■ AIM ■
Copy all the data exactly, except the pictures.

■ DATA TO USE ■
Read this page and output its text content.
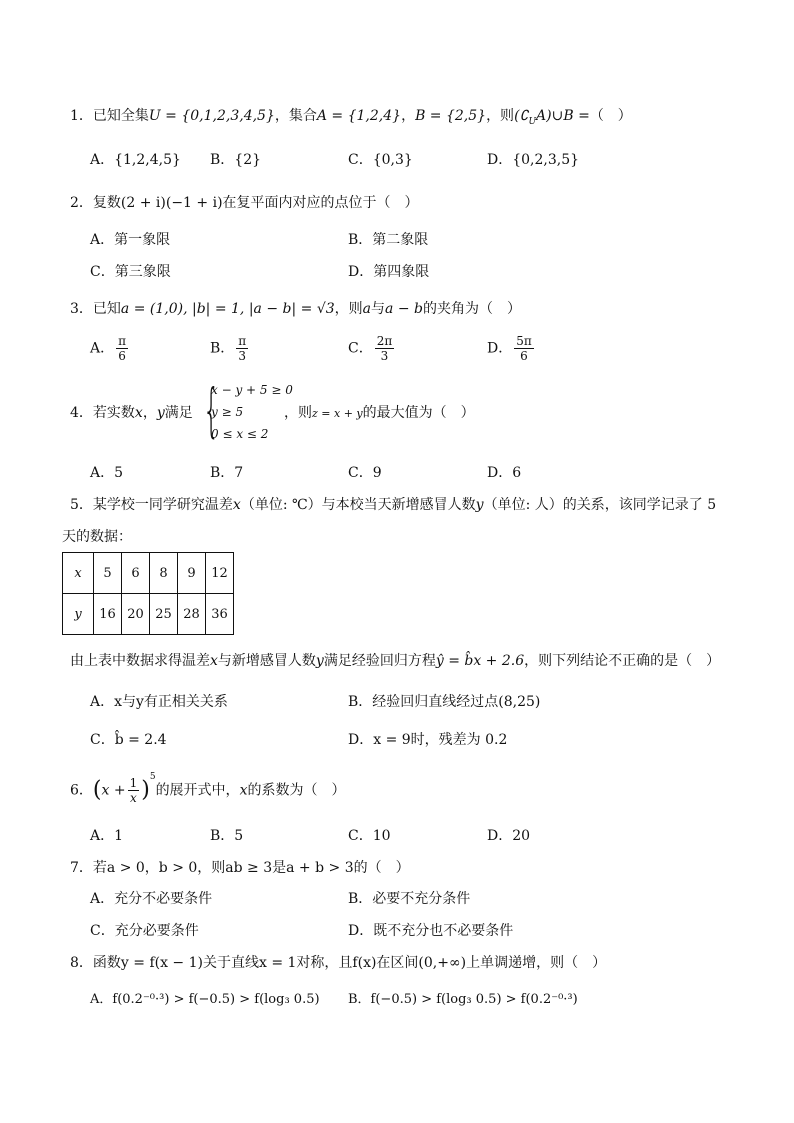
1．已知全集U = {0,1,2,3,4,5}，集合A = {1,2,4}，B = {2,5}，则$(∁_UA)\cup B$ =（　）
A．{1,2,4,5} B．{2}	C．{0,3}	D．{0,2,3,5}
2．复数(2 + i)(−1 + i)在复平面内对应的点位于（　）
A．第一象限	B．第二象限
C．第三象限	D．第四象限
3．已知a = (1,0), |b| = 1, |a − b| = √3，则a与a − b的夹角为（　）
A． $\frac{\pi}{6}$	B． $\frac{\pi}{3}$	C． $\frac{2\pi}{3}$	D． $\frac{5\pi}{6}$
4．若实数x，y满足 {
x − y + 5 ≥ 0
y ≥ 5
0 ≤ x ≤ 2
，则z = x + y的最大值为（　）
A．5	B．7	C．9	D．6
5．某学校一同学研究温差x（单位: ℃）与本校当天新增感冒人数y（单位: 人）的关系，该同学记录了 5
天的数据：
x	5	6	8	9	12
y	16	20	25	28	36
由上表中数据求得温差x与新增感冒人数y满足经验回归方程ŷ = b̂x + 2.6，则下列结论不正确的是（　）
A．x与y有正相关关系	B．经验回归直线经过点(8,25)
C．b̂ = 2.4	D．x = 9时，残差为 0.2
6．$(x + \frac{1}{x} )^5$的展开式中，x的系数为（　）
A．1	B．5	C．10	D．20
7．若a > 0，b > 0，则ab ≥ 3是a + b > 3的（　）
A．充分不必要条件	B．必要不充分条件
C．充分必要条件	D．既不充分也不必要条件
8．函数y = f(x − 1)关于直线x = 1对称，且f(x)在区间(0,+∞)上单调递增，则（　）
A．f(0.2⁻⁰·³) > f(−0.5) > f(log₃ 0.5) B．f(−0.5) > f(log₃ 0.5) > f(0.2⁻⁰·³)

■ WORKED ANSWER ■
Read this page and output its text content.
1．已知全集U = {0,1,2,3,4,5}，集合A = {1,2,4}，B = {2,5}，则$(∁_UA)\cup B$ =（　）
A．{1,2,4,5} B．{2}	C．{0,3}	D．{0,2,3,5}
2．复数(2 + i)(−1 + i)在复平面内对应的点位于（　）
A．第一象限	B．第二象限
C．第三象限	D．第四象限
3．已知a = (1,0), |b| = 1, |a − b| = √3，则a与a − b的夹角为（　）
A． $\frac{\pi}{6}$	B． $\frac{\pi}{3}$	C． $\frac{2\pi}{3}$	D． $\frac{5\pi}{6}$
4．若实数x，y满足 {
x − y + 5 ≥ 0
y ≥ 5
0 ≤ x ≤ 2
，则z = x + y的最大值为（　）
A．5	B．7	C．9	D．6
5．某学校一同学研究温差x（单位: ℃）与本校当天新增感冒人数y（单位: 人）的关系，该同学记录了 5
天的数据：
x	5	6	8	9	12
y	16	20	25	28	36
由上表中数据求得温差x与新增感冒人数y满足经验回归方程ŷ = b̂x + 2.6，则下列结论不正确的是（　）
A．x与y有正相关关系	B．经验回归直线经过点(8,25)
C．b̂ = 2.4	D．x = 9时，残差为 0.2
6．$(x + \frac{1}{x} )^5$的展开式中，x的系数为（　）
A．1	B．5	C．10	D．20
7．若a > 0，b > 0，则ab ≥ 3是a + b > 3的（　）
A．充分不必要条件	B．必要不充分条件
C．充分必要条件	D．既不充分也不必要条件
8．函数y = f(x − 1)关于直线x = 1对称，且f(x)在区间(0,+∞)上单调递增，则（　）
A．f(0.2⁻⁰·³) > f(−0.5) > f(log₃ 0.5) B．f(−0.5) > f(log₃ 0.5) > f(0.2⁻⁰·³)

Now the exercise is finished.